The input
■ ■ ■ ■ ■

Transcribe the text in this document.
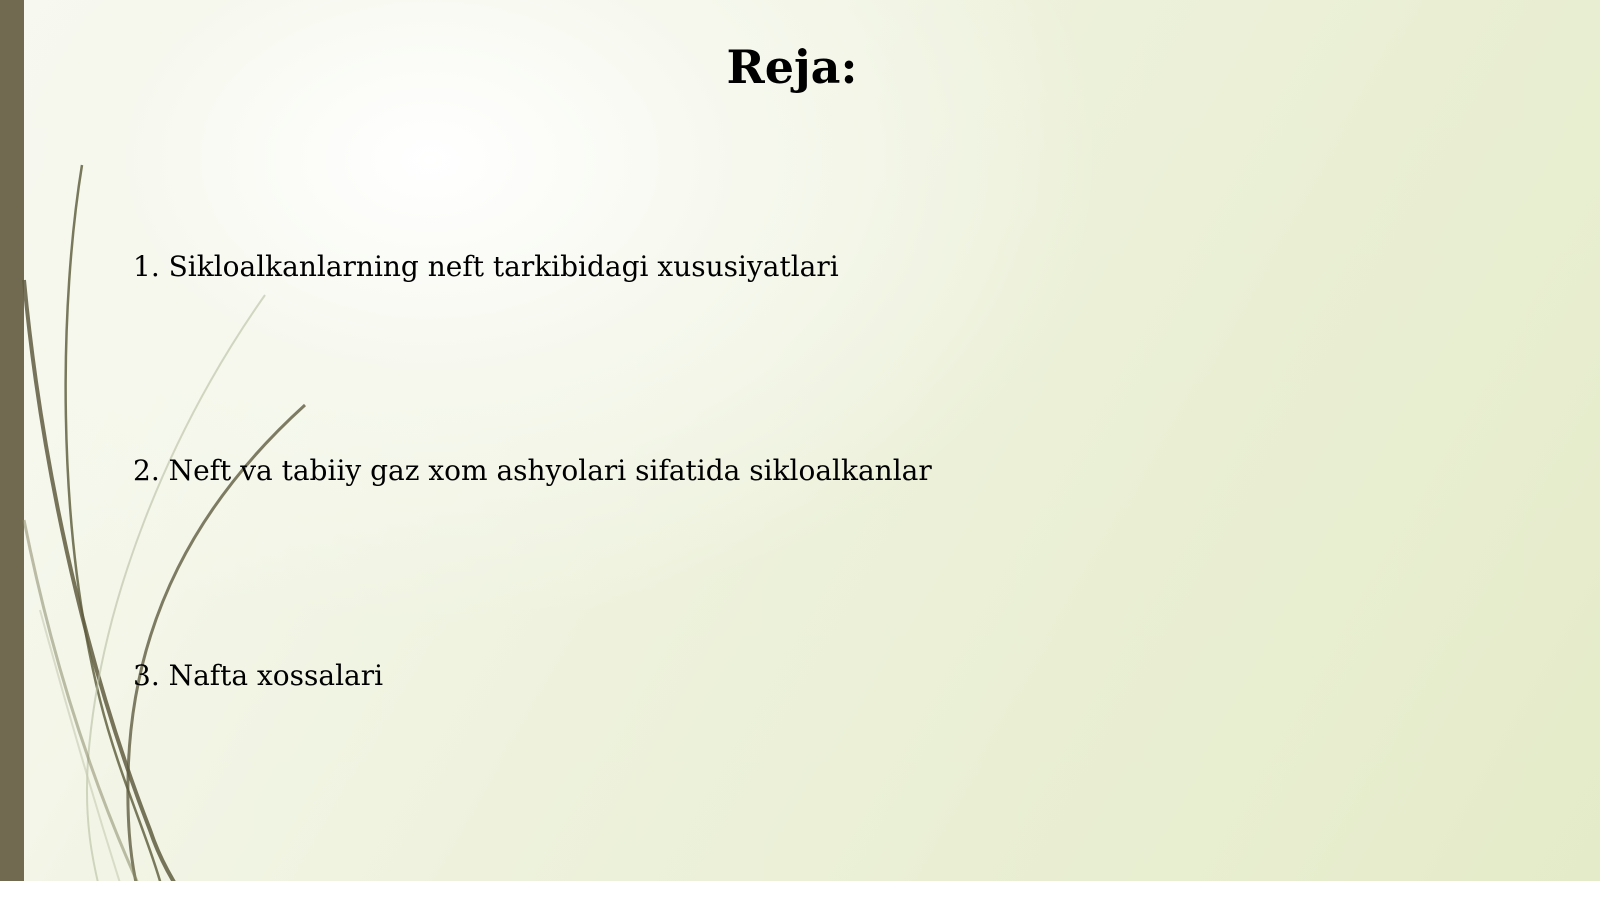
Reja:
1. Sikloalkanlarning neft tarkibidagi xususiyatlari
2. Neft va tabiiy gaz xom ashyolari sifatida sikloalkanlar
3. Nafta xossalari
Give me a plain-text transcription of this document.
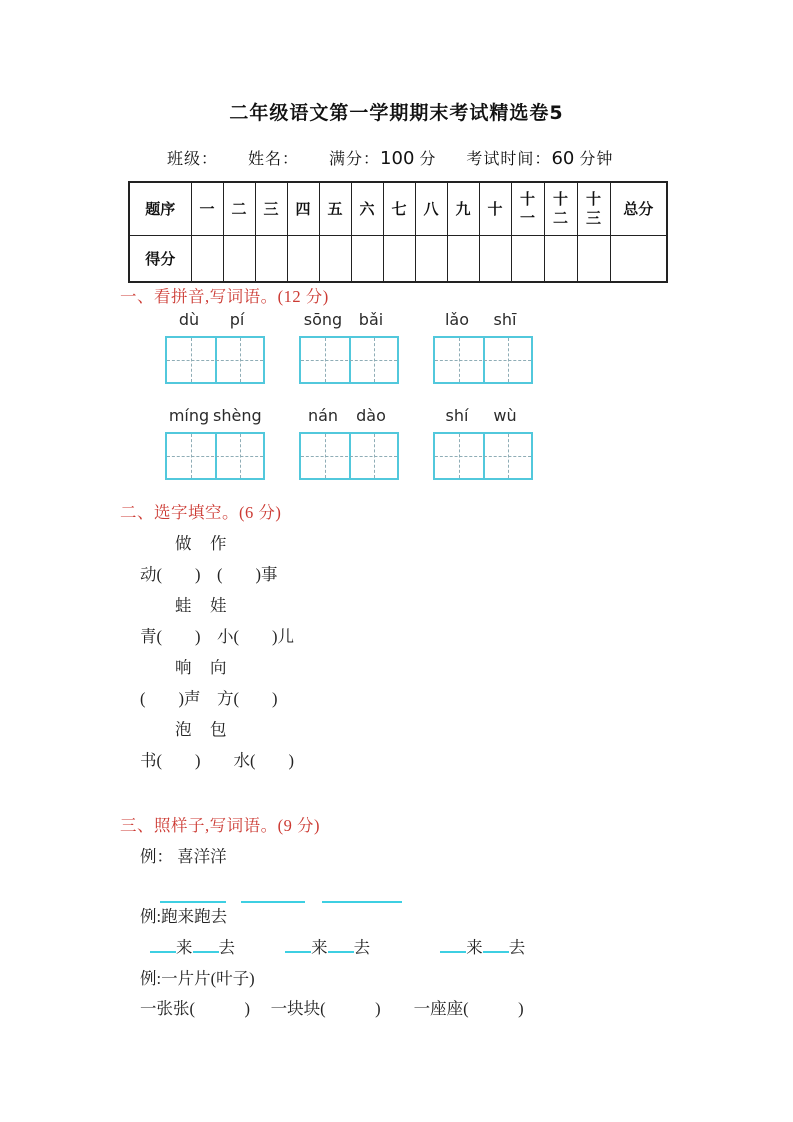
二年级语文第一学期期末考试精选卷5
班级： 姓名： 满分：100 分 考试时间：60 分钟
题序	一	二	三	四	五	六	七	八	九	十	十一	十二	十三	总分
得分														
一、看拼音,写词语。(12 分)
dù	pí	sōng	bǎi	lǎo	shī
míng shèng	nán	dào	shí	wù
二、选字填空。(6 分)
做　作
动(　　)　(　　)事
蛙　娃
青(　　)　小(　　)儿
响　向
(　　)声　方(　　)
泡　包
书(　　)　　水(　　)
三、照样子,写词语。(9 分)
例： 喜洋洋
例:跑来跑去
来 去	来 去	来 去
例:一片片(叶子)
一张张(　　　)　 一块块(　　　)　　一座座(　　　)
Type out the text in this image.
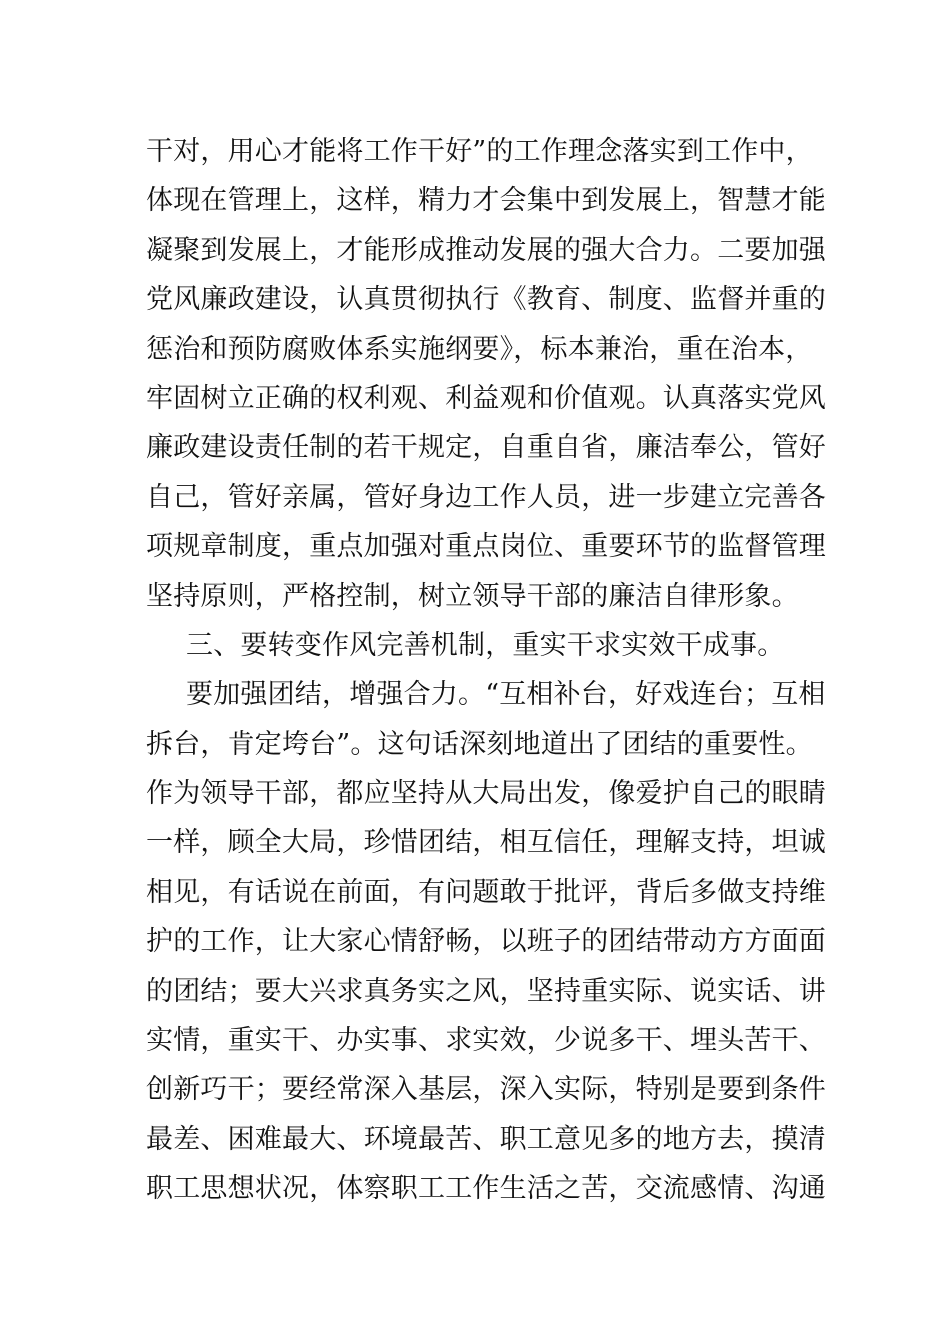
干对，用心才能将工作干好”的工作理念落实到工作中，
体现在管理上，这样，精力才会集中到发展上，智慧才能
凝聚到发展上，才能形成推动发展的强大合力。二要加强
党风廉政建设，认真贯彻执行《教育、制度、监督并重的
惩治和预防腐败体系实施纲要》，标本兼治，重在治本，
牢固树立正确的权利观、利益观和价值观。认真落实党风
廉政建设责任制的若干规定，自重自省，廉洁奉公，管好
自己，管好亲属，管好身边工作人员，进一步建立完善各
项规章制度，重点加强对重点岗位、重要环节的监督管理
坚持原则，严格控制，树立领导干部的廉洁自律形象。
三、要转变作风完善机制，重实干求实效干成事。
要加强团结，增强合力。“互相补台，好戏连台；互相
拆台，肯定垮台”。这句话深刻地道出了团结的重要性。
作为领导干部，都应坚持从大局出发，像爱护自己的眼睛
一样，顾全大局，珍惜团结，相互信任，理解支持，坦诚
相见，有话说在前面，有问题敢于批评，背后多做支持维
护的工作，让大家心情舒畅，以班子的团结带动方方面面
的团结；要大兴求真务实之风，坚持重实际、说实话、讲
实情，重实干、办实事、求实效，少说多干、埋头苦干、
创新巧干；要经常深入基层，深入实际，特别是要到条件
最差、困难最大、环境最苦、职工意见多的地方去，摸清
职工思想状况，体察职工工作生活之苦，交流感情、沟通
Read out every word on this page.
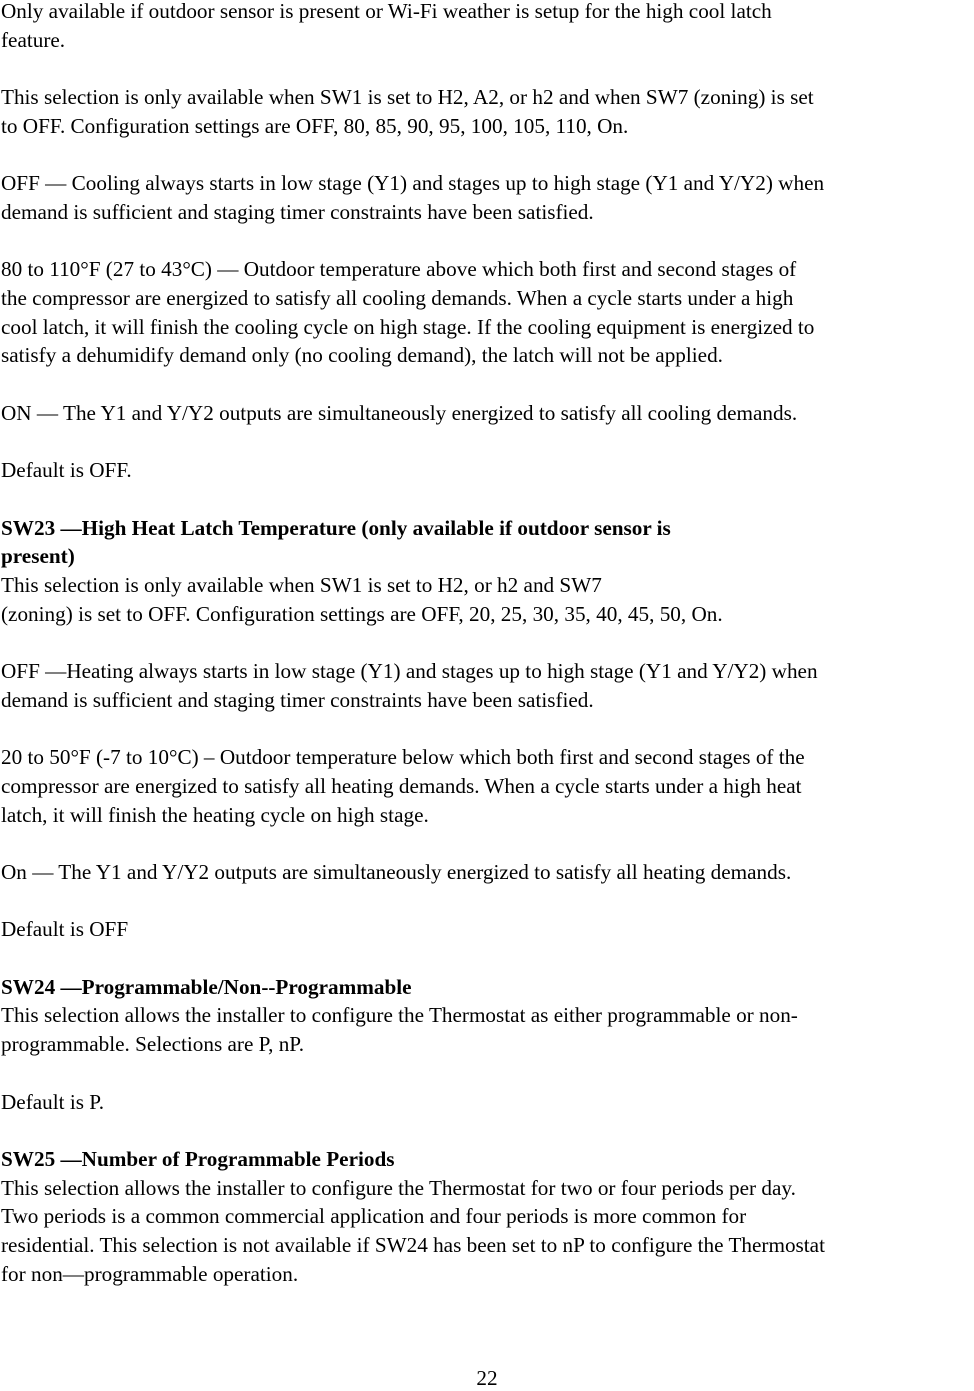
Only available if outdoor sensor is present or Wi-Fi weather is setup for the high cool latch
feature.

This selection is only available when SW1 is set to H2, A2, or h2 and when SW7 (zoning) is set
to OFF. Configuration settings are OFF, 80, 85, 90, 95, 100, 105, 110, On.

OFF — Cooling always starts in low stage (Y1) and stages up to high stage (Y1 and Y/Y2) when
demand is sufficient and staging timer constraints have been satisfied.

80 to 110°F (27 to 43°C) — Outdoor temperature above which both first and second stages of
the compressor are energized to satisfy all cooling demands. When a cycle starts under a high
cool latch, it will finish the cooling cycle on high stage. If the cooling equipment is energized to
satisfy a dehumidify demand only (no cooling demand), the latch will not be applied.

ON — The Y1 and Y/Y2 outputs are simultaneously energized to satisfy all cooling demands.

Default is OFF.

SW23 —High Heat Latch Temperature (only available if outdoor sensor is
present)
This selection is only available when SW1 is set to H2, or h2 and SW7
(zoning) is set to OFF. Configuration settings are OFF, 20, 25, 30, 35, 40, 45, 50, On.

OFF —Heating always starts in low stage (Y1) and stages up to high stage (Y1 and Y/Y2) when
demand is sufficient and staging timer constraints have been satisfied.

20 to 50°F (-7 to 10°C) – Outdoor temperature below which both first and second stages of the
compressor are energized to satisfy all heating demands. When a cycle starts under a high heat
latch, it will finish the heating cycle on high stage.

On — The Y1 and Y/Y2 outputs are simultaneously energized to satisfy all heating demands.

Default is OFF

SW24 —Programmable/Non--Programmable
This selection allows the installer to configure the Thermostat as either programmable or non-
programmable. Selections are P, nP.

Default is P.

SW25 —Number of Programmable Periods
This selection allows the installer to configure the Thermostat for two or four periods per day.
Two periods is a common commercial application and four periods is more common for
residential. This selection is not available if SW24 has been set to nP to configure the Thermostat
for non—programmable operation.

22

■ ■ ■ ■ ■

Task to carry out
Exclude the pictures and transcribe all of the entries exactly.

The completed task
Transcribe the text in this document.
Reja:
1. Sikloalkanlarning neft tarkibidagi xususiyatlari
2. Neft va tabiiy gaz xom ashyolari sifatida sikloalkanlar
3. Nafta xossalari
Give me a plain-text transcription of this document.
二年级语文第一学期期末考试精选卷5
班级： 姓名： 满分：100 分 考试时间：60 分钟
题序	一	二	三	四	五	六	七	八	九	十	十一	十二	十三	总分
得分														
一、看拼音,写词语。(12 分)
dù	pí	sōng	bǎi	lǎo	shī
míng shèng	nán	dào	shí	wù
二、选字填空。(6 分)
做　作
动(　　)　(　　)事
蛙　娃
青(　　)　小(　　)儿
响　向
(　　)声　方(　　)
泡　包
书(　　)　　水(　　)
三、照样子,写词语。(9 分)
例： 喜洋洋
例:跑来跑去
来 去	来 去	来 去
例:一片片(叶子)
一张张(　　　)　 一块块(　　　)　　一座座(　　　)
Type out the text in this image.
干对，用心才能将工作干好”的工作理念落实到工作中，
体现在管理上，这样，精力才会集中到发展上，智慧才能
凝聚到发展上，才能形成推动发展的强大合力。二要加强
党风廉政建设，认真贯彻执行《教育、制度、监督并重的
惩治和预防腐败体系实施纲要》，标本兼治，重在治本，
牢固树立正确的权利观、利益观和价值观。认真落实党风
廉政建设责任制的若干规定，自重自省，廉洁奉公，管好
自己，管好亲属，管好身边工作人员，进一步建立完善各
项规章制度，重点加强对重点岗位、重要环节的监督管理
坚持原则，严格控制，树立领导干部的廉洁自律形象。
三、要转变作风完善机制，重实干求实效干成事。
要加强团结，增强合力。“互相补台，好戏连台；互相
拆台，肯定垮台”。这句话深刻地道出了团结的重要性。
作为领导干部，都应坚持从大局出发，像爱护自己的眼睛
一样，顾全大局，珍惜团结，相互信任，理解支持，坦诚
相见，有话说在前面，有问题敢于批评，背后多做支持维
护的工作，让大家心情舒畅，以班子的团结带动方方面面
的团结；要大兴求真务实之风，坚持重实际、说实话、讲
实情，重实干、办实事、求实效，少说多干、埋头苦干、
创新巧干；要经常深入基层，深入实际，特别是要到条件
最差、困难最大、环境最苦、职工意见多的地方去，摸清
职工思想状况，体察职工工作生活之苦，交流感情、沟通
Read out every word on this page.
Only available if outdoor sensor is present or Wi-Fi weather is setup for the high cool latch
feature.

This selection is only available when SW1 is set to H2, A2, or h2 and when SW7 (zoning) is set
to OFF. Configuration settings are OFF, 80, 85, 90, 95, 100, 105, 110, On.

OFF — Cooling always starts in low stage (Y1) and stages up to high stage (Y1 and Y/Y2) when
demand is sufficient and staging timer constraints have been satisfied.

80 to 110°F (27 to 43°C) — Outdoor temperature above which both first and second stages of
the compressor are energized to satisfy all cooling demands. When a cycle starts under a high
cool latch, it will finish the cooling cycle on high stage. If the cooling equipment is energized to
satisfy a dehumidify demand only (no cooling demand), the latch will not be applied.

ON — The Y1 and Y/Y2 outputs are simultaneously energized to satisfy all cooling demands.

Default is OFF.

SW23 —High Heat Latch Temperature (only available if outdoor sensor is
present)
This selection is only available when SW1 is set to H2, or h2 and SW7
(zoning) is set to OFF. Configuration settings are OFF, 20, 25, 30, 35, 40, 45, 50, On.

OFF —Heating always starts in low stage (Y1) and stages up to high stage (Y1 and Y/Y2) when
demand is sufficient and staging timer constraints have been satisfied.

20 to 50°F (-7 to 10°C) – Outdoor temperature below which both first and second stages of the
compressor are energized to satisfy all heating demands. When a cycle starts under a high heat
latch, it will finish the heating cycle on high stage.

On — The Y1 and Y/Y2 outputs are simultaneously energized to satisfy all heating demands.

Default is OFF

SW24 —Programmable/Non--Programmable
This selection allows the installer to configure the Thermostat as either programmable or non-
programmable. Selections are P, nP.

Default is P.

SW25 —Number of Programmable Periods
This selection allows the installer to configure the Thermostat for two or four periods per day.
Two periods is a common commercial application and four periods is more common for
residential. This selection is not available if SW24 has been set to nP to configure the Thermostat
for non—programmable operation.

22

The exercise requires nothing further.